§ Task objective
Everything in the listing should be restated word for word.

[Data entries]
━━━

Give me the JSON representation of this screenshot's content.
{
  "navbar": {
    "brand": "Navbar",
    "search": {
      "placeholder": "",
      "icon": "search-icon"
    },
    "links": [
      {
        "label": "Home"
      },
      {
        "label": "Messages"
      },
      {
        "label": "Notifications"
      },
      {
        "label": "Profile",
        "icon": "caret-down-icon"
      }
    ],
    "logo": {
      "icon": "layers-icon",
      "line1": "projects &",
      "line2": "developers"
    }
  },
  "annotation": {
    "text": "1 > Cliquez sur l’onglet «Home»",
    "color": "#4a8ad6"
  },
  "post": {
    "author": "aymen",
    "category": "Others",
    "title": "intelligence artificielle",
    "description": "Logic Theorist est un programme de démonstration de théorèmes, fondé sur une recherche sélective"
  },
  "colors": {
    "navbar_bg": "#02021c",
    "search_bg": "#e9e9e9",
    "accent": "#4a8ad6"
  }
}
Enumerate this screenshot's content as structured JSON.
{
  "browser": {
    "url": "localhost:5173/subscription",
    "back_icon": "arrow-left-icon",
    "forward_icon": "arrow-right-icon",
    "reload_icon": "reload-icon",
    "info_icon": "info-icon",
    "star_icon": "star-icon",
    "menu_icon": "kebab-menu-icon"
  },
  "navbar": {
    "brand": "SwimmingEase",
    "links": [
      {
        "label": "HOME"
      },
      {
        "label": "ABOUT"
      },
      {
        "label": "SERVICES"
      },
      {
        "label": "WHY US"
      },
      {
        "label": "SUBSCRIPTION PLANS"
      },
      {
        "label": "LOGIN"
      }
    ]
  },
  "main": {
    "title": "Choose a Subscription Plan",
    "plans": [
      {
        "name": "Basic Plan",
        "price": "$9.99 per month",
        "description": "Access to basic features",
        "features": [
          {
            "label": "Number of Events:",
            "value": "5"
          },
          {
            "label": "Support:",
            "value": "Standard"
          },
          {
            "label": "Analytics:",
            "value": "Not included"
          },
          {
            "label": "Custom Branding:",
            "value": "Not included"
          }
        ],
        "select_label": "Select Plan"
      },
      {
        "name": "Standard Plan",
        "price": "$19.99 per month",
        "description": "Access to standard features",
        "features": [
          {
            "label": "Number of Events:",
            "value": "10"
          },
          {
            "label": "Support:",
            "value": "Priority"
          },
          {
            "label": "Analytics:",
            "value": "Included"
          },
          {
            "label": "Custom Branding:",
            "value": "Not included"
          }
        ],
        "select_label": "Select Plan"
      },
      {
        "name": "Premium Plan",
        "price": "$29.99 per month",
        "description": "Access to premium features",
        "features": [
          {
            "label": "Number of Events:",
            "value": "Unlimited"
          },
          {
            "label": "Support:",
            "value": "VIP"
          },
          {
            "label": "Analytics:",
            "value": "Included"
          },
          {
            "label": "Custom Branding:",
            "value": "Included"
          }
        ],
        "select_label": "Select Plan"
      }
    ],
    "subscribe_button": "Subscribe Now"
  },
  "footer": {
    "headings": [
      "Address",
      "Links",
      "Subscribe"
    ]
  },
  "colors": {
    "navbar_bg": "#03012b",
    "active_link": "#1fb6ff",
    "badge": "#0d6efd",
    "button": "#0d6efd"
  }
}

━━━

§ Solved problem
Give me the JSON representation of this screenshot's content.
{
  "navbar": {
    "brand": "Navbar",
    "search": {
      "placeholder": "",
      "icon": "search-icon"
    },
    "links": [
      {
        "label": "Home"
      },
      {
        "label": "Messages"
      },
      {
        "label": "Notifications"
      },
      {
        "label": "Profile",
        "icon": "caret-down-icon"
      }
    ],
    "logo": {
      "icon": "layers-icon",
      "line1": "projects &",
      "line2": "developers"
    }
  },
  "annotation": {
    "text": "1 > Cliquez sur l’onglet «Home»",
    "color": "#4a8ad6"
  },
  "post": {
    "author": "aymen",
    "category": "Others",
    "title": "intelligence artificielle",
    "description": "Logic Theorist est un programme de démonstration de théorèmes, fondé sur une recherche sélective"
  },
  "colors": {
    "navbar_bg": "#02021c",
    "search_bg": "#e9e9e9",
    "accent": "#4a8ad6"
  }
}
Enumerate this screenshot's content as structured JSON.
{
  "browser": {
    "url": "localhost:5173/subscription",
    "back_icon": "arrow-left-icon",
    "forward_icon": "arrow-right-icon",
    "reload_icon": "reload-icon",
    "info_icon": "info-icon",
    "star_icon": "star-icon",
    "menu_icon": "kebab-menu-icon"
  },
  "navbar": {
    "brand": "SwimmingEase",
    "links": [
      {
        "label": "HOME"
      },
      {
        "label": "ABOUT"
      },
      {
        "label": "SERVICES"
      },
      {
        "label": "WHY US"
      },
      {
        "label": "SUBSCRIPTION PLANS"
      },
      {
        "label": "LOGIN"
      }
    ]
  },
  "main": {
    "title": "Choose a Subscription Plan",
    "plans": [
      {
        "name": "Basic Plan",
        "price": "$9.99 per month",
        "description": "Access to basic features",
        "features": [
          {
            "label": "Number of Events:",
            "value": "5"
          },
          {
            "label": "Support:",
            "value": "Standard"
          },
          {
            "label": "Analytics:",
            "value": "Not included"
          },
          {
            "label": "Custom Branding:",
            "value": "Not included"
          }
        ],
        "select_label": "Select Plan"
      },
      {
        "name": "Standard Plan",
        "price": "$19.99 per month",
        "description": "Access to standard features",
        "features": [
          {
            "label": "Number of Events:",
            "value": "10"
          },
          {
            "label": "Support:",
            "value": "Priority"
          },
          {
            "label": "Analytics:",
            "value": "Included"
          },
          {
            "label": "Custom Branding:",
            "value": "Not included"
          }
        ],
        "select_label": "Select Plan"
      },
      {
        "name": "Premium Plan",
        "price": "$29.99 per month",
        "description": "Access to premium features",
        "features": [
          {
            "label": "Number of Events:",
            "value": "Unlimited"
          },
          {
            "label": "Support:",
            "value": "VIP"
          },
          {
            "label": "Analytics:",
            "value": "Included"
          },
          {
            "label": "Custom Branding:",
            "value": "Included"
          }
        ],
        "select_label": "Select Plan"
      }
    ],
    "subscribe_button": "Subscribe Now"
  },
  "footer": {
    "headings": [
      "Address",
      "Links",
      "Subscribe"
    ]
  },
  "colors": {
    "navbar_bg": "#03012b",
    "active_link": "#1fb6ff",
    "badge": "#0d6efd",
    "button": "#0d6efd"
  }
}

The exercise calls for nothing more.